## GIVEN REQUEST
Gather all lines in the entries below that include the word "Legislation".

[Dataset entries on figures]

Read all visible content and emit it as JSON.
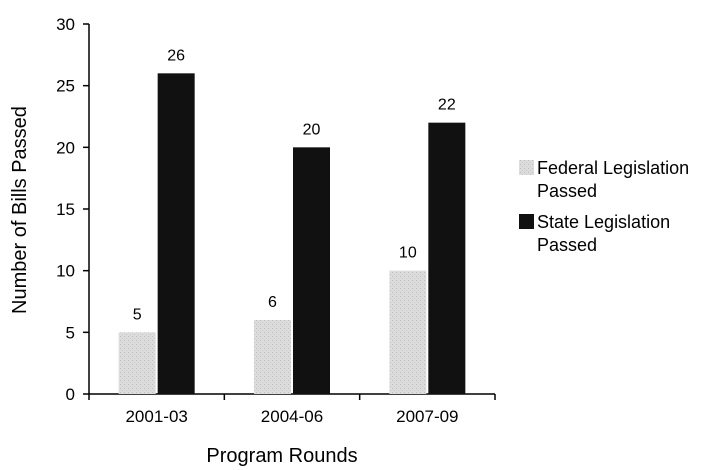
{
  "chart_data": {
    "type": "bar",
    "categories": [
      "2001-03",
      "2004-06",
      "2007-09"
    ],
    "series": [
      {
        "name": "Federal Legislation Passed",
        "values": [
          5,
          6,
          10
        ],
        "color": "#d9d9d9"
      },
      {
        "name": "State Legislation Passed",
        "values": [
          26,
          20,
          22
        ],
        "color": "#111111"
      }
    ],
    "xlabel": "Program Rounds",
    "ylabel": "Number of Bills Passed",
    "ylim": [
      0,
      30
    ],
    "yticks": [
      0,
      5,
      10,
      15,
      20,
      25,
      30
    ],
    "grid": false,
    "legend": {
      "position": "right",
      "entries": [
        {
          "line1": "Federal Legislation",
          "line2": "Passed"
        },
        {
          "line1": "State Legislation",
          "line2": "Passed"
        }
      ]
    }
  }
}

## FINAL ANSWER
        "name": "Federal Legislation Passed",
        "name": "State Legislation Passed",
          "line1": "Federal Legislation",
          "line1": "State Legislation",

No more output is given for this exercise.